* GOAL OF THE EXERCISE *
Reproduce the items below without any change, everything from the line containing "isotherm-14-line <box>70 91 950 125</box>" down to the line containing "isotherm-18-line <box>70 192 950 266</box>", with both of those lines included.

* SUPPLIED DATA *
%%

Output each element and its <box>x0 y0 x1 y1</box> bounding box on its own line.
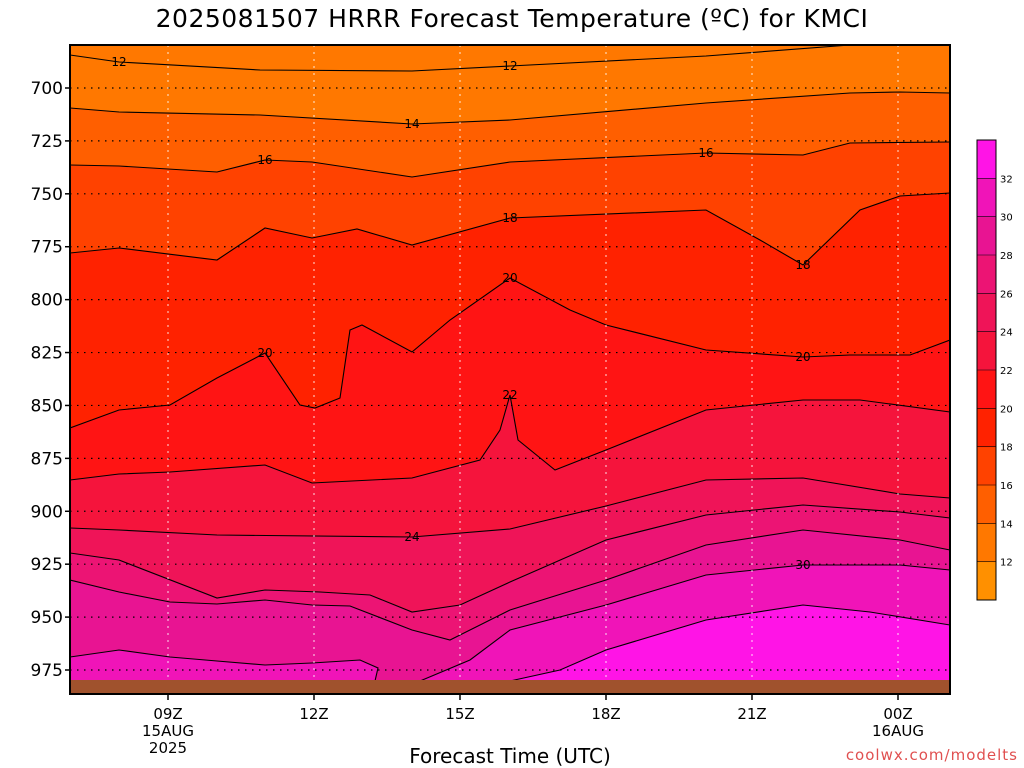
isotherm-14-line <box>70 91 950 125</box>
y-tick-label-825: 825 <box>31 344 63 364</box>
contour-label: 20 <box>257 346 272 360</box>
x-tick-label-21Z: 21Z <box>737 705 766 723</box>
contour-label: 22 <box>502 388 517 402</box>
contour-label: 16 <box>698 146 713 160</box>
y-tick-label-950: 950 <box>31 608 63 628</box>
isotherm-26-line <box>70 504 950 613</box>
contour-label: 30 <box>795 558 810 572</box>
isotherm-18-line <box>70 192 950 266</box>
y-tick-label-750: 750 <box>31 185 63 205</box>
x-tick-label-18Z: 18Z <box>591 705 620 723</box>
isotherm-30-line <box>70 649 379 682</box>
contour-label: 20 <box>502 271 517 285</box>
colorbar-swatch <box>977 446 996 486</box>
colorbar-label-32: 32 <box>1000 174 1013 185</box>
x-tick-sublabel: 16AUG <box>872 722 924 740</box>
isotherm-28-line <box>70 529 950 641</box>
x-tick-label-12Z: 12Z <box>299 705 328 723</box>
contour-label: 18 <box>502 211 517 225</box>
colorbar-label-14: 14 <box>1000 519 1013 530</box>
contour-label: 12 <box>111 55 126 69</box>
y-tick-label-725: 725 <box>31 132 63 152</box>
contour-label: 24 <box>404 530 419 544</box>
x-tick-label-15Z: 15Z <box>445 705 474 723</box>
ground-surface <box>70 680 950 694</box>
colorbar-label-22: 22 <box>1000 366 1013 377</box>
isotherm-22-line <box>70 394 950 484</box>
contour-label: 14 <box>404 117 419 131</box>
band-above-32 <box>510 605 950 682</box>
isotherm-12-line <box>70 45 851 72</box>
colorbar-swatch <box>977 370 996 409</box>
colorbar-label-26: 26 <box>1000 289 1013 300</box>
colorbar-label-16: 16 <box>1000 481 1013 492</box>
colorbar-swatch <box>977 485 996 524</box>
colorbar-label-24: 24 <box>1000 328 1013 339</box>
contour-label: 16 <box>257 153 272 167</box>
chart-title: 2025081507 HRRR Forecast Temperature (ºC… <box>155 4 869 33</box>
colorbar-label-28: 28 <box>1000 251 1013 262</box>
x-tick-sublabel: 15AUG <box>142 722 194 740</box>
colorbar-label-20: 20 <box>1000 404 1013 415</box>
colorbar-swatch <box>977 561 996 601</box>
colorbar-swatch <box>977 331 996 371</box>
credit-text: coolwx.com/modelts <box>845 746 1018 764</box>
colorbar-label-12: 12 <box>1000 558 1013 569</box>
y-tick-label-800: 800 <box>31 291 63 311</box>
colorbar-label-30: 30 <box>1000 213 1013 224</box>
y-tick-label-975: 975 <box>31 661 63 681</box>
colorbar-swatch <box>977 140 996 179</box>
y-tick-label-700: 700 <box>31 79 63 99</box>
colorbar-label-18: 18 <box>1000 443 1013 454</box>
y-tick-label-775: 775 <box>31 238 63 258</box>
colorbar-swatch <box>977 178 996 218</box>
contour-label: 18 <box>795 258 810 272</box>
isotherm-30-line <box>419 564 950 682</box>
colorbar-swatch <box>977 408 996 448</box>
y-tick-label-900: 900 <box>31 502 63 522</box>
y-tick-label-875: 875 <box>31 449 63 469</box>
contour-label: 12 <box>502 59 517 73</box>
colorbar-swatch <box>977 523 996 563</box>
colorbar-swatch <box>977 293 996 333</box>
plot-frame <box>69 44 951 695</box>
isotherm-20-line <box>70 277 950 429</box>
contour-label: 20 <box>795 350 810 364</box>
x-axis-label: Forecast Time (UTC) <box>409 744 611 768</box>
band-above-30-left <box>70 650 378 682</box>
colorbar-swatch <box>977 216 996 256</box>
x-tick-label-00Z: 00Z <box>883 705 912 723</box>
colorbar-swatch <box>977 255 996 294</box>
isotherm-16-line <box>70 141 950 178</box>
y-tick-label-925: 925 <box>31 555 63 575</box>
x-tick-sublabel: 2025 <box>149 739 187 757</box>
y-tick-label-850: 850 <box>31 396 63 416</box>
isotherm-24-line <box>70 477 950 538</box>
x-tick-label-09Z: 09Z <box>153 705 182 723</box>
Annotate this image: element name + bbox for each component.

%%

* COMPLETED EXERCISE *
isotherm-14-line <box>70 91 950 125</box>
y-tick-label-825: 825 <box>31 344 63 364</box>
contour-label: 20 <box>257 346 272 360</box>
x-tick-label-21Z: 21Z <box>737 705 766 723</box>
contour-label: 22 <box>502 388 517 402</box>
contour-label: 16 <box>698 146 713 160</box>
y-tick-label-950: 950 <box>31 608 63 628</box>
isotherm-26-line <box>70 504 950 613</box>
contour-label: 30 <box>795 558 810 572</box>
isotherm-18-line <box>70 192 950 266</box>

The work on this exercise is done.